• **GOAL**
Report how many lines include the word "อขายหล", and nothing besides that number.

○ ○ ○ ○

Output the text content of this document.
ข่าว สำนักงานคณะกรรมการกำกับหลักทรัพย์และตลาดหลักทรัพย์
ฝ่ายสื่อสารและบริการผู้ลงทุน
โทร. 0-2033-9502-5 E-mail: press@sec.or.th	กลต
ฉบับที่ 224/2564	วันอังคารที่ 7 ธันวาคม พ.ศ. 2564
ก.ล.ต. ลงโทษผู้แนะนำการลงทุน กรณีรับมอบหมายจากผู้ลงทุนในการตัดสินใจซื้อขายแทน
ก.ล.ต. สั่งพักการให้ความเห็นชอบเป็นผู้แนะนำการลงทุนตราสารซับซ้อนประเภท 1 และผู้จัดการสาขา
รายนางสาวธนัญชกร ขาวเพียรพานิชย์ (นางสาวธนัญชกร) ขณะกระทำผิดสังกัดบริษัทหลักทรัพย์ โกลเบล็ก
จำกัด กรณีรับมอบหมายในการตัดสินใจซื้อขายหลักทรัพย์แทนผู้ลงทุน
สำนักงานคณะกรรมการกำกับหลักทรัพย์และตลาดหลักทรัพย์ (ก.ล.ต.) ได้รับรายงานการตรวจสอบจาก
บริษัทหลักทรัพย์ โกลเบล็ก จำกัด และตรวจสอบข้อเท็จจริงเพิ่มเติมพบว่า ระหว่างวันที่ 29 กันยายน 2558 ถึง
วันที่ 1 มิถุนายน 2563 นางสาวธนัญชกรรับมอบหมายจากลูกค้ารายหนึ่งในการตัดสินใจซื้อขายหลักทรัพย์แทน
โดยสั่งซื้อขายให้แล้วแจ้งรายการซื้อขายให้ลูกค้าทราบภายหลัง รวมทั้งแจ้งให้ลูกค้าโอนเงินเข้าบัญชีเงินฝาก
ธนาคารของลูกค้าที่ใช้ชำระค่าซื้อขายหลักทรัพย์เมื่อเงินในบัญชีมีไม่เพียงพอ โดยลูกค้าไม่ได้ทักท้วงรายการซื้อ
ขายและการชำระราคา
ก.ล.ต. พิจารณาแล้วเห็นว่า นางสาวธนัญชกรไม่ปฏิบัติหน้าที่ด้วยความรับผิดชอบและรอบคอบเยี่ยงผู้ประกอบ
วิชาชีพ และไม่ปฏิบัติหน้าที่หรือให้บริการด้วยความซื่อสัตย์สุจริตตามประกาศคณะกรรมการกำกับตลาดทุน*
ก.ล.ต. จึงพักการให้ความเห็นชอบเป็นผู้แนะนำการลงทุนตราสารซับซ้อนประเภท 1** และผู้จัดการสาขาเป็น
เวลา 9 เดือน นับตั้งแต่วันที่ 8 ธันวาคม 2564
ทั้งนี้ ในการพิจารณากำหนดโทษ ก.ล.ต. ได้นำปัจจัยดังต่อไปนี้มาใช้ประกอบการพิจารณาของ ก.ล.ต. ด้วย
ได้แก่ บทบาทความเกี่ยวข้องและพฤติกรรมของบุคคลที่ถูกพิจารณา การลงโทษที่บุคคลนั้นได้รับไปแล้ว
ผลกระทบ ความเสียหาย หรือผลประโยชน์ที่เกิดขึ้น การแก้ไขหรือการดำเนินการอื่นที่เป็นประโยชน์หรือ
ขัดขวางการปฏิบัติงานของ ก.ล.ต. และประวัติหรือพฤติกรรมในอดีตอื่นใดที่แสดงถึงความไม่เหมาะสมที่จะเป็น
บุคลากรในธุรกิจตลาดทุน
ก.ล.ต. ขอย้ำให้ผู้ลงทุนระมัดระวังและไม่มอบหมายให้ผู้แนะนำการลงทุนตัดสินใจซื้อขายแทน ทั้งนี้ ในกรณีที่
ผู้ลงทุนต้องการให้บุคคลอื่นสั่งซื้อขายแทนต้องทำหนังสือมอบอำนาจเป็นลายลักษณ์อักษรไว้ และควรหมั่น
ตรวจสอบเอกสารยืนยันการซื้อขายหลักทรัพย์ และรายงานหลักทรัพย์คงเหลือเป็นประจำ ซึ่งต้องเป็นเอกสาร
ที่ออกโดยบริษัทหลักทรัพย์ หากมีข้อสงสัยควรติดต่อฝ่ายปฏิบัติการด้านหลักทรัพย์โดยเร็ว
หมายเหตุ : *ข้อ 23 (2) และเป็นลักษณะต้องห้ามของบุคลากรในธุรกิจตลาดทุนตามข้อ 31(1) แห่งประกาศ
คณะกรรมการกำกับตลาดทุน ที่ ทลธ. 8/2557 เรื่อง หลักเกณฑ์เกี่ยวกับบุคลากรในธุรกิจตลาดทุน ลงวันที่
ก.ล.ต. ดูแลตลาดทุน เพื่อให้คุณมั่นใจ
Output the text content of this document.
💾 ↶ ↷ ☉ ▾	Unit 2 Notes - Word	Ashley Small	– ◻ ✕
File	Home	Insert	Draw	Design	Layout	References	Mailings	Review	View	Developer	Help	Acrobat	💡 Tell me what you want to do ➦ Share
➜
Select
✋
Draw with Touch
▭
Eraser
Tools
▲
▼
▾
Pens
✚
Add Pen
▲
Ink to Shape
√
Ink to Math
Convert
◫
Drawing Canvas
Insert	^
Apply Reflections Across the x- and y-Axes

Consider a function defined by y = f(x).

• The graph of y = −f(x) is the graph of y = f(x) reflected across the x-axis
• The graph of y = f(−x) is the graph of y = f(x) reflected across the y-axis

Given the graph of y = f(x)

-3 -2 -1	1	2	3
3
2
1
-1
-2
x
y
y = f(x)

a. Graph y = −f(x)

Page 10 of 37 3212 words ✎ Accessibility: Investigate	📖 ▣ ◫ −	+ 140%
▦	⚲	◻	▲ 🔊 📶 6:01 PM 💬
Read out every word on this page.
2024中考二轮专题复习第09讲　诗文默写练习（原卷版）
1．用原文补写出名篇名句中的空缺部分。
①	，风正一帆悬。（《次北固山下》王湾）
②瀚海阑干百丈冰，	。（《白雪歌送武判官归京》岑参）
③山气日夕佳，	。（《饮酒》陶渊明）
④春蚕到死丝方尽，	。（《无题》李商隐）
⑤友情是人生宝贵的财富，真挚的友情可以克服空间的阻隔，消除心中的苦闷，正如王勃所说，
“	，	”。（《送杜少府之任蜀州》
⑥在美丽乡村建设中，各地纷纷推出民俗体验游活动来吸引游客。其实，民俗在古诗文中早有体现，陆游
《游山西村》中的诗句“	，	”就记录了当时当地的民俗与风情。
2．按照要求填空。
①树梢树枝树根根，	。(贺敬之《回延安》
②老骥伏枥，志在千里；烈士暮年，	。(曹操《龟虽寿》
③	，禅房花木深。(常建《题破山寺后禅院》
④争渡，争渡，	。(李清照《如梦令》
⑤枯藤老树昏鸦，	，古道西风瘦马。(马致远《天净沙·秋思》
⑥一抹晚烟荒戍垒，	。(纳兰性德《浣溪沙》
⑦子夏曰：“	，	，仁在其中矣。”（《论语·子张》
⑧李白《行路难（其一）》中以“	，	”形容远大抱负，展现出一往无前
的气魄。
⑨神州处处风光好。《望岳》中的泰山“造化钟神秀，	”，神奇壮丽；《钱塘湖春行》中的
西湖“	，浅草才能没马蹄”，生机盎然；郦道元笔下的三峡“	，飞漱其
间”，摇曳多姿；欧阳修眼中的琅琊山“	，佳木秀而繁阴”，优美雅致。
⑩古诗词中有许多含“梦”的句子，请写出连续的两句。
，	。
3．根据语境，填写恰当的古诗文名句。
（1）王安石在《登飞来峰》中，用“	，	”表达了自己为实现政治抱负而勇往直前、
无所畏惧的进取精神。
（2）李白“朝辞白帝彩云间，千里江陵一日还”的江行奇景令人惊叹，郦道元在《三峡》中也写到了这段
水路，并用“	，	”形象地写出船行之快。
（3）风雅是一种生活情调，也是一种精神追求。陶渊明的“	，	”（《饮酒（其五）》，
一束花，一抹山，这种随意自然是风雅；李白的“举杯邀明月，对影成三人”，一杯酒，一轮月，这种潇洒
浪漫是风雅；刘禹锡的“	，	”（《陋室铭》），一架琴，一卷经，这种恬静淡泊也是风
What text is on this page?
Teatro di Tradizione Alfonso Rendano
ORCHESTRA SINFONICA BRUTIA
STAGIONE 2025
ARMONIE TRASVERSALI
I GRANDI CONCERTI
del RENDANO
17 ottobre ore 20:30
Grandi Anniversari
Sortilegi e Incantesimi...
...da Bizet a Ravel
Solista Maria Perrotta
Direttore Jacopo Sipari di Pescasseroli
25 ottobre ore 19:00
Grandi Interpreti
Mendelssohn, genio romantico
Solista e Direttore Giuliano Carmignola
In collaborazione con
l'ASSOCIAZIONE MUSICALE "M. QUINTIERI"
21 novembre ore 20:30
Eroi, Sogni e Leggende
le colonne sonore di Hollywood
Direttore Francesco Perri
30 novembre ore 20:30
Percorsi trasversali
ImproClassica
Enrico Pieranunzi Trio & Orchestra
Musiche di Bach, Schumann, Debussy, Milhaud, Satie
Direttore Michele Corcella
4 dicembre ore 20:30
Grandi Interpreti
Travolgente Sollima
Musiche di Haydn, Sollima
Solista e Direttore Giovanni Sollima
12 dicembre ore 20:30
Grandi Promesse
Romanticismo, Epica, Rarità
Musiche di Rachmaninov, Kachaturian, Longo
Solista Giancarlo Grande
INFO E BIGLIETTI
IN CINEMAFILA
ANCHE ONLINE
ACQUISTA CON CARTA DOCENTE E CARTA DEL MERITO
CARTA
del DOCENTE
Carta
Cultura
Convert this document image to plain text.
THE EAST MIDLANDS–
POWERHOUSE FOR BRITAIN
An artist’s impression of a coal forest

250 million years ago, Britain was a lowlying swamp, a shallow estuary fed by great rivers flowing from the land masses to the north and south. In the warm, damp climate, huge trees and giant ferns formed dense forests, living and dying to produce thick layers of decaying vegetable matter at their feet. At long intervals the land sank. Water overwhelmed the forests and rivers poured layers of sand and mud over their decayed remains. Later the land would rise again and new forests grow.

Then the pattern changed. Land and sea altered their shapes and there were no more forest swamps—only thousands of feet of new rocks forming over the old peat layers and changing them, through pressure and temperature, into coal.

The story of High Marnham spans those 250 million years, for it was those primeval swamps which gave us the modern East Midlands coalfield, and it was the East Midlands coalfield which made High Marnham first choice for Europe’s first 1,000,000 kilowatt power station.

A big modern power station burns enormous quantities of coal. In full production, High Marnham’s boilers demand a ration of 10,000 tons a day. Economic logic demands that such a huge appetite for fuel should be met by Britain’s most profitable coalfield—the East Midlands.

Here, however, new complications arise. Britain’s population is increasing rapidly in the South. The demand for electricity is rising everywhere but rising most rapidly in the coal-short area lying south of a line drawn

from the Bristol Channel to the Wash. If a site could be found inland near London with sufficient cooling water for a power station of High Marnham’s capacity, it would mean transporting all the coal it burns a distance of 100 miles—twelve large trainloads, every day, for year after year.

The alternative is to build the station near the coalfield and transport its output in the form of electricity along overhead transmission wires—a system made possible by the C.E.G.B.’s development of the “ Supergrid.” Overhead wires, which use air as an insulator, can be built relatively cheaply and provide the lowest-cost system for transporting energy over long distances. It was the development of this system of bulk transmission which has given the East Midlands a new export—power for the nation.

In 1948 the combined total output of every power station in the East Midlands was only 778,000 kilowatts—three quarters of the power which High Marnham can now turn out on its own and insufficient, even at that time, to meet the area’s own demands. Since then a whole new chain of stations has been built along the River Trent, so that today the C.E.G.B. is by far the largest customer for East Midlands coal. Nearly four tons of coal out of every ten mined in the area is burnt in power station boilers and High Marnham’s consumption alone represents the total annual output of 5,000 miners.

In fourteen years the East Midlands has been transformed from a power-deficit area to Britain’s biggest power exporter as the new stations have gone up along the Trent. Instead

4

○ ○ ○ ○

• **RIGHT ANSWER**
4